● Exercise goal
Extract each line from the entries below that has the string "this" in it.

***

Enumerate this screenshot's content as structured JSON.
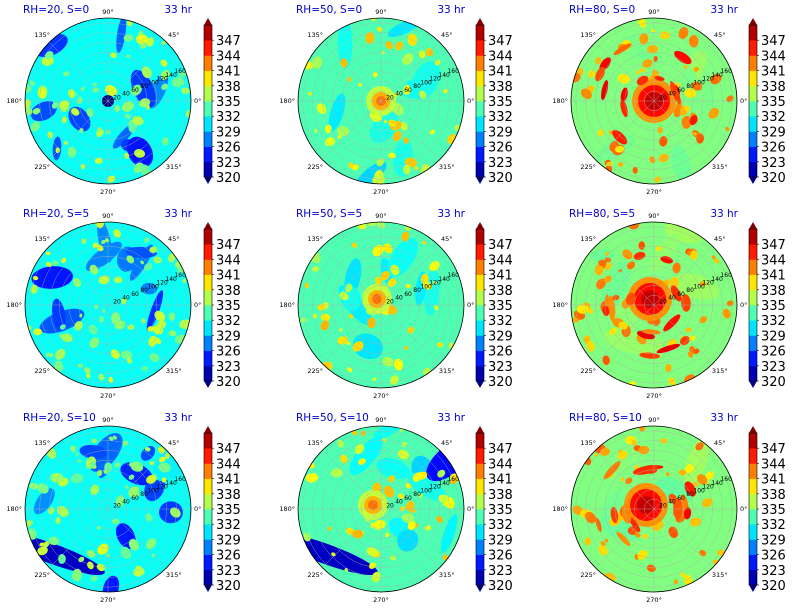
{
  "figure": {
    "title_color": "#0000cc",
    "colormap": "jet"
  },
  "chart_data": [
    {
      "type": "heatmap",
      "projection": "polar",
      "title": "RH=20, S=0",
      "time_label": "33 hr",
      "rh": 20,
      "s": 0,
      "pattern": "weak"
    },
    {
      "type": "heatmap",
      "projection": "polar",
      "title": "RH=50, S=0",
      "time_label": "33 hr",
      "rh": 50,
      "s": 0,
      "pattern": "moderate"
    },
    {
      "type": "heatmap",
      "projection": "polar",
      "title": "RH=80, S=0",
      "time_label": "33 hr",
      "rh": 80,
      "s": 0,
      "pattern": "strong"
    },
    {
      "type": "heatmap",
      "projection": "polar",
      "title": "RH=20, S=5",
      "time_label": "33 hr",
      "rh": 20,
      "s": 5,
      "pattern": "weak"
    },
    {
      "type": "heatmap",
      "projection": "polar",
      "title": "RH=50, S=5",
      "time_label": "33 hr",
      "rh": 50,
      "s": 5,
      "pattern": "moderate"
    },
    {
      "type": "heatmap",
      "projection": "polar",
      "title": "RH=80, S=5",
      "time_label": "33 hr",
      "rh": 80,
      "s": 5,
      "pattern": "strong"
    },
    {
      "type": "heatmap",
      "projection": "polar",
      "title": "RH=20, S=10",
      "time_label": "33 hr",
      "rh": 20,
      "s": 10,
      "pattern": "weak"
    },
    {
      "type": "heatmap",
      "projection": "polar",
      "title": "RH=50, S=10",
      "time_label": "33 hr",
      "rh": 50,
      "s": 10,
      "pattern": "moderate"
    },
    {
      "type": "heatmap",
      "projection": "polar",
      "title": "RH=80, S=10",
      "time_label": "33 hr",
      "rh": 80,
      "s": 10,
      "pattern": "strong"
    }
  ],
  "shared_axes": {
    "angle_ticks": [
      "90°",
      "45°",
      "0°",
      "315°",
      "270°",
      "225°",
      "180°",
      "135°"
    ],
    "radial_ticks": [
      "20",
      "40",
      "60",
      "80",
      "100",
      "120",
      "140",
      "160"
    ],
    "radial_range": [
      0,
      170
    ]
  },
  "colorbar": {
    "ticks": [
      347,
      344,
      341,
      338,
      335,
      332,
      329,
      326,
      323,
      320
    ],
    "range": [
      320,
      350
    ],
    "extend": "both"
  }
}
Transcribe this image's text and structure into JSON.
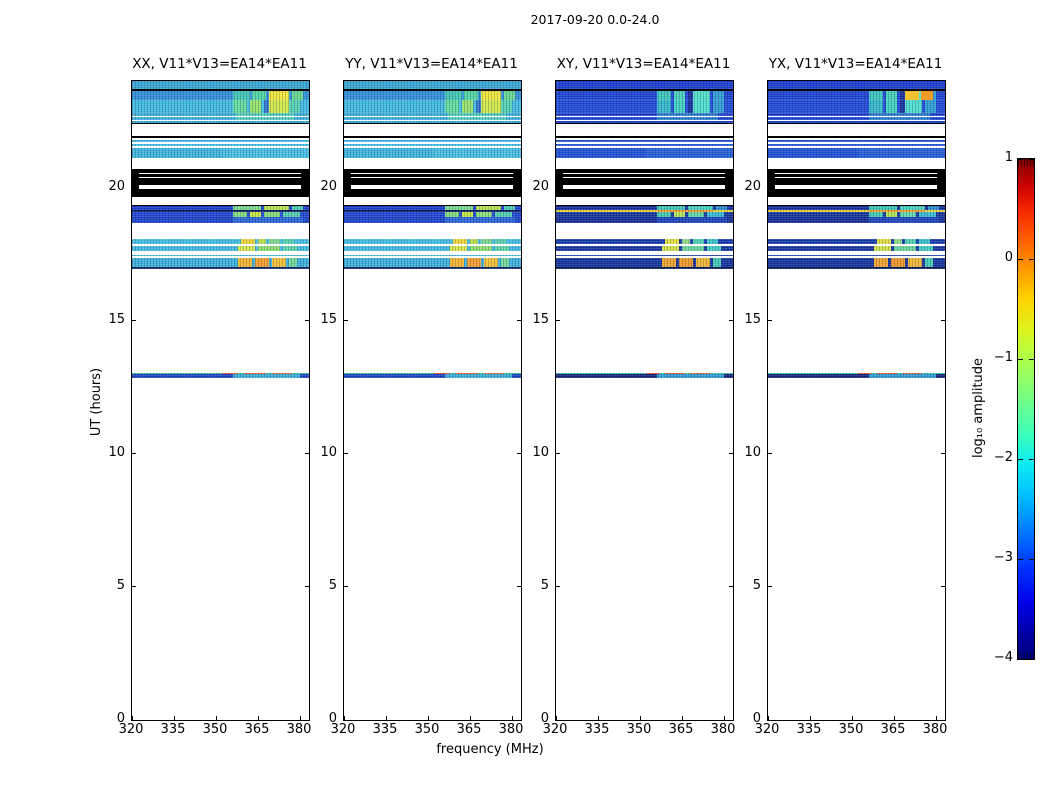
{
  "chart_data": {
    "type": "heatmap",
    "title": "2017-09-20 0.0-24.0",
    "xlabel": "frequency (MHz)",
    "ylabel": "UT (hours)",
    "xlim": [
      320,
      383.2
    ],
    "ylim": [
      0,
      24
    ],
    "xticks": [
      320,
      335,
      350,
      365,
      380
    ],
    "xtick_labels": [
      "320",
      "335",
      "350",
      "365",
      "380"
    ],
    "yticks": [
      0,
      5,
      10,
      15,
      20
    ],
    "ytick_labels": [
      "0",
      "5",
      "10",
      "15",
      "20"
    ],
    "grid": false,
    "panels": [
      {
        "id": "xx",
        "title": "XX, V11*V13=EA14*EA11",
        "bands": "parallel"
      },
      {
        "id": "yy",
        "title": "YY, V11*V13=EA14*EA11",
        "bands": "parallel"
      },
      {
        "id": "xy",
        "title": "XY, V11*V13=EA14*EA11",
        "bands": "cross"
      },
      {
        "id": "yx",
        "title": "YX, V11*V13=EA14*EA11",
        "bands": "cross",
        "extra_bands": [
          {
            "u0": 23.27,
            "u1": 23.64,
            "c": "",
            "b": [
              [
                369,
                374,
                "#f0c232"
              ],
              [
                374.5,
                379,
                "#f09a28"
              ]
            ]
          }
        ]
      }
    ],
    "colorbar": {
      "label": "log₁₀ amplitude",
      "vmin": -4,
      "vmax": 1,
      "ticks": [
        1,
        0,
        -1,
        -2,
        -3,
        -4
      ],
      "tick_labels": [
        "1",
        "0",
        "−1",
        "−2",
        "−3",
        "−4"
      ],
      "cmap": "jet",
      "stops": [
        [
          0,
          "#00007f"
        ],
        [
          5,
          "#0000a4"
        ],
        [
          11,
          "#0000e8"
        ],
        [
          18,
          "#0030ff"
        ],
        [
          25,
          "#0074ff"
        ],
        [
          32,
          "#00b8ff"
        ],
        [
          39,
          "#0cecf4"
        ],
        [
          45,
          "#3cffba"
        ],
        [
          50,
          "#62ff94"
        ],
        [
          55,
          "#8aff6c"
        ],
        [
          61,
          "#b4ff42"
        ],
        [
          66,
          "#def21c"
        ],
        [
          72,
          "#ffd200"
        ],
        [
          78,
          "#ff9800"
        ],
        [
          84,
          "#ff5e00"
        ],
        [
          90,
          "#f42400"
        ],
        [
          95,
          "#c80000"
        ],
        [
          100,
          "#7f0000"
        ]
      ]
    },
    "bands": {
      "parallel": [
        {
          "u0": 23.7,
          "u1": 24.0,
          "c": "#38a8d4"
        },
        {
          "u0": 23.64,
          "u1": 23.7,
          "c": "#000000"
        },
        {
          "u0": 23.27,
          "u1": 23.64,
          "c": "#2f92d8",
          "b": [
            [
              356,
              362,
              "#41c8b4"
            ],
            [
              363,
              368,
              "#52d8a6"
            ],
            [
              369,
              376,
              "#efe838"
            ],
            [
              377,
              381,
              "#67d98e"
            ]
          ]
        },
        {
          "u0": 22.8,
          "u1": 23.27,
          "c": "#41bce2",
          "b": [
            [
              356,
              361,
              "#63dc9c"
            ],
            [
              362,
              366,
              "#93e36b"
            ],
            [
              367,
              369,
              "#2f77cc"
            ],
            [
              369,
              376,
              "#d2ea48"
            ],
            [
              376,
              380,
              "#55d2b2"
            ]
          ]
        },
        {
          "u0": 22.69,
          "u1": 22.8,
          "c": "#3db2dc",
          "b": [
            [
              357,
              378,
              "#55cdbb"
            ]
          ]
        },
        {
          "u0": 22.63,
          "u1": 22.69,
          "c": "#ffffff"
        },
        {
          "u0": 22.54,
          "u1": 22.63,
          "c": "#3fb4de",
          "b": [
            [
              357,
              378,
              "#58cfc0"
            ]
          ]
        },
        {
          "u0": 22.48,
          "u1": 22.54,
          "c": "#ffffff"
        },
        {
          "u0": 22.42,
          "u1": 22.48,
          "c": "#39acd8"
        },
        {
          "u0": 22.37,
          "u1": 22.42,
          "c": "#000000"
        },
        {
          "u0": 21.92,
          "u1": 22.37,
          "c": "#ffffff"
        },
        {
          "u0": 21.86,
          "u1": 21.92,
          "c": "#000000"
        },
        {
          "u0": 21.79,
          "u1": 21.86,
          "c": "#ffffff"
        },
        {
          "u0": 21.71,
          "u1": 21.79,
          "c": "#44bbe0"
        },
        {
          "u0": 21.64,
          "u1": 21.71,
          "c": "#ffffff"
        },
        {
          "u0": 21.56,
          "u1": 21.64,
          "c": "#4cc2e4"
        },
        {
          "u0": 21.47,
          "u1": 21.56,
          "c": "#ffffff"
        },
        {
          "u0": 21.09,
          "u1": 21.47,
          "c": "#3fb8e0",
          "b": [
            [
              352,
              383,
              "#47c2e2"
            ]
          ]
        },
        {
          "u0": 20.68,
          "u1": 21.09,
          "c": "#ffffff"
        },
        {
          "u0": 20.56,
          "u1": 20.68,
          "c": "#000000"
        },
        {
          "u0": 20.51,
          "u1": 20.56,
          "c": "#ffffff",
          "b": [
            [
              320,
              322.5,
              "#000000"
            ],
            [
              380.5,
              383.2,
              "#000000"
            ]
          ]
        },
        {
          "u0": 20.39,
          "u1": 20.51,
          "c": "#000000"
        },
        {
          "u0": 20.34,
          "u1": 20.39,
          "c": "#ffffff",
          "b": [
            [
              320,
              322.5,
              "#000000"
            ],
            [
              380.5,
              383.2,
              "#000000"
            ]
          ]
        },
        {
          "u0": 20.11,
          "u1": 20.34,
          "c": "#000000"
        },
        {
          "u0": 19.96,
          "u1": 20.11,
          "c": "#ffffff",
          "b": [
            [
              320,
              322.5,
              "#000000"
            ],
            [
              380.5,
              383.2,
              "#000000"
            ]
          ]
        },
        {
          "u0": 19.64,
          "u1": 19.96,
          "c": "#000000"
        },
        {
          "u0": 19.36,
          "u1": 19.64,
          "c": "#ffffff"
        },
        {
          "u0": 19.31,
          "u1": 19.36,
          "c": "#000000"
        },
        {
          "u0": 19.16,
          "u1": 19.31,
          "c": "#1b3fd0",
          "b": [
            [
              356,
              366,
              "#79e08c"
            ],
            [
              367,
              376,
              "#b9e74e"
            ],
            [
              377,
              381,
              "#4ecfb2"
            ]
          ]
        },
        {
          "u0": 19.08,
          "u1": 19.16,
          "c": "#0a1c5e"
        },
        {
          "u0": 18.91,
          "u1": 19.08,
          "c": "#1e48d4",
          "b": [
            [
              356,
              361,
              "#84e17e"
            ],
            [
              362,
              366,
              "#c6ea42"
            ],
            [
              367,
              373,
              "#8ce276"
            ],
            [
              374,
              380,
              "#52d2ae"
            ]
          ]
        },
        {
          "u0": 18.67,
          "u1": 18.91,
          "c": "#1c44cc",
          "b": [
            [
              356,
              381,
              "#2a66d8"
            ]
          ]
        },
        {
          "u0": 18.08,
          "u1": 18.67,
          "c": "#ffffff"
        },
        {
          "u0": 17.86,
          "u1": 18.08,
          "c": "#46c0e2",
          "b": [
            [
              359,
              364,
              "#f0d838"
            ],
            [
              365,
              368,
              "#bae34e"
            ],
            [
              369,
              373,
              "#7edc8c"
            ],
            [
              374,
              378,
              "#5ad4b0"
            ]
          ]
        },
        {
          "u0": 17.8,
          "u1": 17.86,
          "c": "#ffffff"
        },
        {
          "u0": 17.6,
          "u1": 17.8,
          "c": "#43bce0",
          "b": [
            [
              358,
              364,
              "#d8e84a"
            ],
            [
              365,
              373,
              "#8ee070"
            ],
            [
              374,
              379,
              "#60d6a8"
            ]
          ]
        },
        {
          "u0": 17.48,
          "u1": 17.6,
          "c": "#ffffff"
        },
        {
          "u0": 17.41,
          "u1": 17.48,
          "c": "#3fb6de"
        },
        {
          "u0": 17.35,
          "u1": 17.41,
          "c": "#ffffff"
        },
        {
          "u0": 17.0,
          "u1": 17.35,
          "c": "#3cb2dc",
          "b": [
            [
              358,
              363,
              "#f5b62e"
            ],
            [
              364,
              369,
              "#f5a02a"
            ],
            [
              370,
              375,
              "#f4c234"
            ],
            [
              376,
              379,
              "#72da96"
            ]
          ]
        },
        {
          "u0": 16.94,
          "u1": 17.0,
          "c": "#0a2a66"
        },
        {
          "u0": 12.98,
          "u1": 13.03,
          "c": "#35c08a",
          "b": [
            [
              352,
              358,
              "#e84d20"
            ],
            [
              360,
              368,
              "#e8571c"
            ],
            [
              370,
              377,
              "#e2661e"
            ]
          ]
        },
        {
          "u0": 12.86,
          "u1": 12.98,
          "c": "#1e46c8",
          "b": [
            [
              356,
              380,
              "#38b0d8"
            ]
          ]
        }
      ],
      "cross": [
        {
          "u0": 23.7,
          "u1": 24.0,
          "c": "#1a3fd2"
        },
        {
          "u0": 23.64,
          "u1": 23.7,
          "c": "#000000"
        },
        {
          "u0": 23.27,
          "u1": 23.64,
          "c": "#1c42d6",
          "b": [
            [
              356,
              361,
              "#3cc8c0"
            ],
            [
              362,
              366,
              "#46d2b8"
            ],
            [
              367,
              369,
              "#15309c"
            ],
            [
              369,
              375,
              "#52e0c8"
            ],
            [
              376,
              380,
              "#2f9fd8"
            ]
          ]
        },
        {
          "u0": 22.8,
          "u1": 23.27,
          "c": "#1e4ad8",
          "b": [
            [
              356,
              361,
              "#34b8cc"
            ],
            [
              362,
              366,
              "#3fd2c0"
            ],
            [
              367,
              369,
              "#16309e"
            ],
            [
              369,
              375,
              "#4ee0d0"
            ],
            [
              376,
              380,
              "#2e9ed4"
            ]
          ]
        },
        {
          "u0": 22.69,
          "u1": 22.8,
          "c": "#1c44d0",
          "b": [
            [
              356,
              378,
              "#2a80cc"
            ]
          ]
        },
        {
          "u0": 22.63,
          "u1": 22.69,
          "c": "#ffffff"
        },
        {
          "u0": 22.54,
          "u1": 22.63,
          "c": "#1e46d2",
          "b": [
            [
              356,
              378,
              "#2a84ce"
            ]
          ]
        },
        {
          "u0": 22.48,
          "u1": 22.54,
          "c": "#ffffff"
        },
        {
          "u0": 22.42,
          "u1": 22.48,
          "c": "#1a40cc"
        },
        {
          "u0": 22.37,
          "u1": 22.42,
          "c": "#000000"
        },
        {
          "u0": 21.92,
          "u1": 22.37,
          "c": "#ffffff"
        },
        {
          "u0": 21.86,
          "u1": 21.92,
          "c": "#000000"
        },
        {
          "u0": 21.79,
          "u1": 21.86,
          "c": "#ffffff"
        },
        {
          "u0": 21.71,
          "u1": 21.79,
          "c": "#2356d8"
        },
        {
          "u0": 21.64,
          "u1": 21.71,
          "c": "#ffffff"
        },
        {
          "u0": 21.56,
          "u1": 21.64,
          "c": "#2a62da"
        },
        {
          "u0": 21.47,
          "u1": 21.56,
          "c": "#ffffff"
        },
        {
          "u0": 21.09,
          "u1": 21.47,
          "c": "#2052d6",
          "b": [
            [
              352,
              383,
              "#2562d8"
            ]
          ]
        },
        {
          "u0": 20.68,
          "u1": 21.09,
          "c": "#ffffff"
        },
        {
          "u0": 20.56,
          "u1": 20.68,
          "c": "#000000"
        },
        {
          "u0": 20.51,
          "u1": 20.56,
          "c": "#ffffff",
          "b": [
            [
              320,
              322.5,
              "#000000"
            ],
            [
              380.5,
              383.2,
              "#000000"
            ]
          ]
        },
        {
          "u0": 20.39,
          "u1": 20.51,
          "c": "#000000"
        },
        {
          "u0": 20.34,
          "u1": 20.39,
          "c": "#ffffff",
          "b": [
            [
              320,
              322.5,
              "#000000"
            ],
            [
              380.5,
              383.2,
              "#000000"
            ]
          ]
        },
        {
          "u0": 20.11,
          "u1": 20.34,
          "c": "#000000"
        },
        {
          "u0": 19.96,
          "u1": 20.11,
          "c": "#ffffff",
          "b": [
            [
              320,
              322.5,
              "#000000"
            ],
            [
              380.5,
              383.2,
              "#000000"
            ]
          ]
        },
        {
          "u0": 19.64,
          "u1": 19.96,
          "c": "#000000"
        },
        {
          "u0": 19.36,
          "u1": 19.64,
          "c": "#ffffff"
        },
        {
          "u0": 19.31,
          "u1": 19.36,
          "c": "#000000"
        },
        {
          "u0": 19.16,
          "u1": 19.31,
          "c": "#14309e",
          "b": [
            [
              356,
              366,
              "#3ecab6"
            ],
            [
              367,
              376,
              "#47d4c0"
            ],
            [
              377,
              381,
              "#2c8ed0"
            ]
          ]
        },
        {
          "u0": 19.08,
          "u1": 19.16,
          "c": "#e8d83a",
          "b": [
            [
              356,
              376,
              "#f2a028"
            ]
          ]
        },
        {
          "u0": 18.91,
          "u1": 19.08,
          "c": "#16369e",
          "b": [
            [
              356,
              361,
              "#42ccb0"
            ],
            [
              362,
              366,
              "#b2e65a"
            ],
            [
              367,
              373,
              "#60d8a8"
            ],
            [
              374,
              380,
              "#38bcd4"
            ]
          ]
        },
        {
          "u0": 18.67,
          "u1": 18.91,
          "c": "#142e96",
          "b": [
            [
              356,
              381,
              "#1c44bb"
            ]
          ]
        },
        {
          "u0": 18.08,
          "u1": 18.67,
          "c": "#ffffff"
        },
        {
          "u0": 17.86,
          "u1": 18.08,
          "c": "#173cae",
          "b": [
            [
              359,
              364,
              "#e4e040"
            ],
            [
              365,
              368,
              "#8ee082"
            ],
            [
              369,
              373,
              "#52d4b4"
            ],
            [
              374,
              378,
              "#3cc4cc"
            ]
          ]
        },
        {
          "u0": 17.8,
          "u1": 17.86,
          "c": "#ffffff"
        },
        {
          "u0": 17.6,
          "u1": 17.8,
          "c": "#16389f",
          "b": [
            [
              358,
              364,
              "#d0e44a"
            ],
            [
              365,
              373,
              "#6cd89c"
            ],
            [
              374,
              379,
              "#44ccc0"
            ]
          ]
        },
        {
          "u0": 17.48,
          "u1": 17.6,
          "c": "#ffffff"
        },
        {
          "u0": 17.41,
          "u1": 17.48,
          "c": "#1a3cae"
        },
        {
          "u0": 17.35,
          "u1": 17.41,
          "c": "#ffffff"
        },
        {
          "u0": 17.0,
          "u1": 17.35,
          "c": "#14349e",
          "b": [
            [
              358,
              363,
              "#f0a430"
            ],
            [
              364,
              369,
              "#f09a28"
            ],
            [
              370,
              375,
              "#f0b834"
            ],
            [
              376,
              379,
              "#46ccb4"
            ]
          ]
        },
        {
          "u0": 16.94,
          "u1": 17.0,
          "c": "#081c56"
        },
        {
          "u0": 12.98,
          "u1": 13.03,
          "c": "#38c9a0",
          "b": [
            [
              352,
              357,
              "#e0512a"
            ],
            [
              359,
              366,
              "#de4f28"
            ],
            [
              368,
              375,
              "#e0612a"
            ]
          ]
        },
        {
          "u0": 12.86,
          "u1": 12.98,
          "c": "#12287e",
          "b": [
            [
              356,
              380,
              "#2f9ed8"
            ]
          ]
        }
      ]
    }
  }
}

***

● Written answer
Enumerate this screenshot's content as structured JSON.
Transcribe this image's text and structure into JSON.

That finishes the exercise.